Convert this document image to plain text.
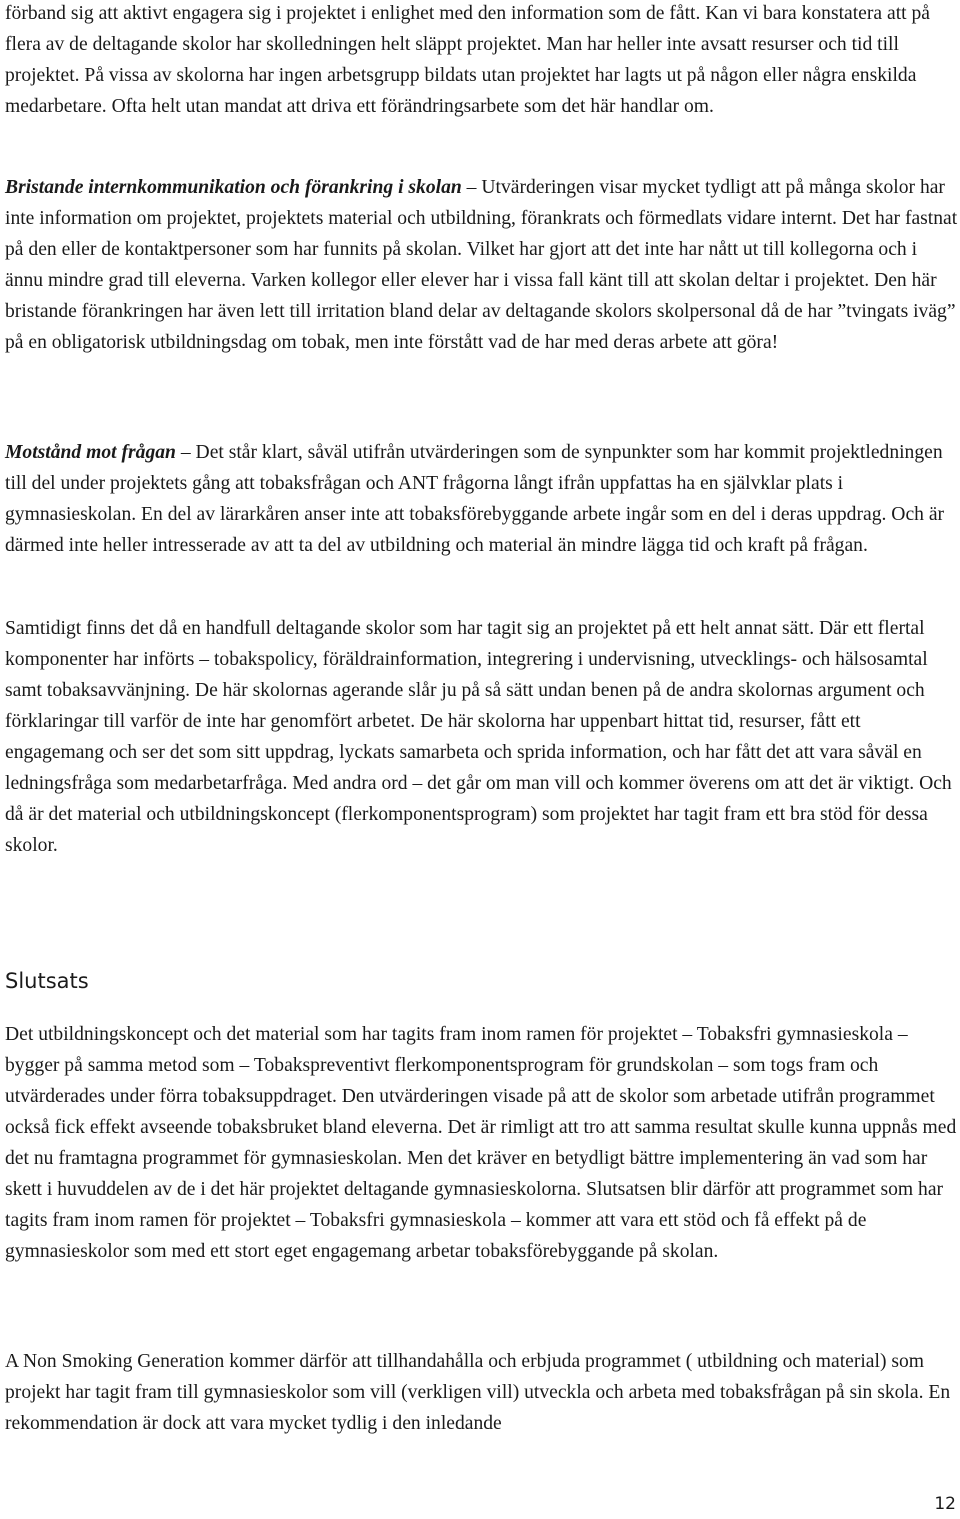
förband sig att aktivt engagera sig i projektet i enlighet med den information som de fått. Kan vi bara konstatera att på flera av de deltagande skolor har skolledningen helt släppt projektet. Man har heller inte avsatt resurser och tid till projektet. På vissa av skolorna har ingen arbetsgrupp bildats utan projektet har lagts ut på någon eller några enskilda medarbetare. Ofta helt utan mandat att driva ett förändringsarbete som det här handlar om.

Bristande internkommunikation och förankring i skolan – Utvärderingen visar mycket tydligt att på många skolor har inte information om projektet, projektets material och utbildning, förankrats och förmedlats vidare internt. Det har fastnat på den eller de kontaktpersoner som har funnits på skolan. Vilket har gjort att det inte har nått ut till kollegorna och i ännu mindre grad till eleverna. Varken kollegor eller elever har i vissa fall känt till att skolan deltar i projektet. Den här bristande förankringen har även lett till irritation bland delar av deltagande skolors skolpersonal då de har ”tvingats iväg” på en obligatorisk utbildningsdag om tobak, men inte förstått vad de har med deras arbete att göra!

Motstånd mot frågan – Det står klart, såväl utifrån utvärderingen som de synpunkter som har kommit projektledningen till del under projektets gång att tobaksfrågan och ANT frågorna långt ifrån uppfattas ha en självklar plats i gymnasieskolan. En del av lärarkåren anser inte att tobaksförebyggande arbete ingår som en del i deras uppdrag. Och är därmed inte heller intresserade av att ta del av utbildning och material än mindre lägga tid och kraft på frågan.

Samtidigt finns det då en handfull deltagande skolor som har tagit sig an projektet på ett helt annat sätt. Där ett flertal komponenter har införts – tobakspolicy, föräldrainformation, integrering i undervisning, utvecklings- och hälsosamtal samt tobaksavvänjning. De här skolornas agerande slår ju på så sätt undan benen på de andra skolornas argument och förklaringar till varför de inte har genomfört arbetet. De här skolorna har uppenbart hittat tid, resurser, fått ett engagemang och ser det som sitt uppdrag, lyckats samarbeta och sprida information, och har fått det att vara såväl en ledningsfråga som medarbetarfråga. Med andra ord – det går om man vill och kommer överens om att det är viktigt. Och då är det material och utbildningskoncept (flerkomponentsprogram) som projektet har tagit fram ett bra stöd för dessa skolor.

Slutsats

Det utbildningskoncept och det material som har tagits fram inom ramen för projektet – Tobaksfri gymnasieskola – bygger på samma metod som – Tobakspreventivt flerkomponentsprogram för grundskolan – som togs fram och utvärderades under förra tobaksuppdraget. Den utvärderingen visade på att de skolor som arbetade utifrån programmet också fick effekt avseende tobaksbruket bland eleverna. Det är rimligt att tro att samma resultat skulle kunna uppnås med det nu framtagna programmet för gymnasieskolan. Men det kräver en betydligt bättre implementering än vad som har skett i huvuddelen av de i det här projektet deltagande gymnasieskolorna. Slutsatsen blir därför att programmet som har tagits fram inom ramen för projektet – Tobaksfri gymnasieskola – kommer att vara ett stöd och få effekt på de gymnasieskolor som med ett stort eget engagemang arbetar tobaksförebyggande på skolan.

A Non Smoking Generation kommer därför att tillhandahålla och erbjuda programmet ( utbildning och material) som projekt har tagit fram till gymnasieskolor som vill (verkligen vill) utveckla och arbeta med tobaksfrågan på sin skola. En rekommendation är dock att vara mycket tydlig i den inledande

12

^^^^^^^^^^^^^^^^

Quote in full the listing given above; the images are to be left out.

Convert this document image to plain text.
förband sig att aktivt engagera sig i projektet i enlighet med den information som de fått. Kan vi bara konstatera att på flera av de deltagande skolor har skolledningen helt släppt projektet. Man har heller inte avsatt resurser och tid till projektet. På vissa av skolorna har ingen arbetsgrupp bildats utan projektet har lagts ut på någon eller några enskilda medarbetare. Ofta helt utan mandat att driva ett förändringsarbete som det här handlar om.

Bristande internkommunikation och förankring i skolan – Utvärderingen visar mycket tydligt att på många skolor har inte information om projektet, projektets material och utbildning, förankrats och förmedlats vidare internt. Det har fastnat på den eller de kontaktpersoner som har funnits på skolan. Vilket har gjort att det inte har nått ut till kollegorna och i ännu mindre grad till eleverna. Varken kollegor eller elever har i vissa fall känt till att skolan deltar i projektet. Den här bristande förankringen har även lett till irritation bland delar av deltagande skolors skolpersonal då de har ”tvingats iväg” på en obligatorisk utbildningsdag om tobak, men inte förstått vad de har med deras arbete att göra!

Motstånd mot frågan – Det står klart, såväl utifrån utvärderingen som de synpunkter som har kommit projektledningen till del under projektets gång att tobaksfrågan och ANT frågorna långt ifrån uppfattas ha en självklar plats i gymnasieskolan. En del av lärarkåren anser inte att tobaksförebyggande arbete ingår som en del i deras uppdrag. Och är därmed inte heller intresserade av att ta del av utbildning och material än mindre lägga tid och kraft på frågan.

Samtidigt finns det då en handfull deltagande skolor som har tagit sig an projektet på ett helt annat sätt. Där ett flertal komponenter har införts – tobakspolicy, föräldrainformation, integrering i undervisning, utvecklings- och hälsosamtal samt tobaksavvänjning. De här skolornas agerande slår ju på så sätt undan benen på de andra skolornas argument och förklaringar till varför de inte har genomfört arbetet. De här skolorna har uppenbart hittat tid, resurser, fått ett engagemang och ser det som sitt uppdrag, lyckats samarbeta och sprida information, och har fått det att vara såväl en ledningsfråga som medarbetarfråga. Med andra ord – det går om man vill och kommer överens om att det är viktigt. Och då är det material och utbildningskoncept (flerkomponentsprogram) som projektet har tagit fram ett bra stöd för dessa skolor.

Slutsats

Det utbildningskoncept och det material som har tagits fram inom ramen för projektet – Tobaksfri gymnasieskola – bygger på samma metod som – Tobakspreventivt flerkomponentsprogram för grundskolan – som togs fram och utvärderades under förra tobaksuppdraget. Den utvärderingen visade på att de skolor som arbetade utifrån programmet också fick effekt avseende tobaksbruket bland eleverna. Det är rimligt att tro att samma resultat skulle kunna uppnås med det nu framtagna programmet för gymnasieskolan. Men det kräver en betydligt bättre implementering än vad som har skett i huvuddelen av de i det här projektet deltagande gymnasieskolorna. Slutsatsen blir därför att programmet som har tagits fram inom ramen för projektet – Tobaksfri gymnasieskola – kommer att vara ett stöd och få effekt på de gymnasieskolor som med ett stort eget engagemang arbetar tobaksförebyggande på skolan.

A Non Smoking Generation kommer därför att tillhandahålla och erbjuda programmet ( utbildning och material) som projekt har tagit fram till gymnasieskolor som vill (verkligen vill) utveckla och arbeta med tobaksfrågan på sin skola. En rekommendation är dock att vara mycket tydlig i den inledande

12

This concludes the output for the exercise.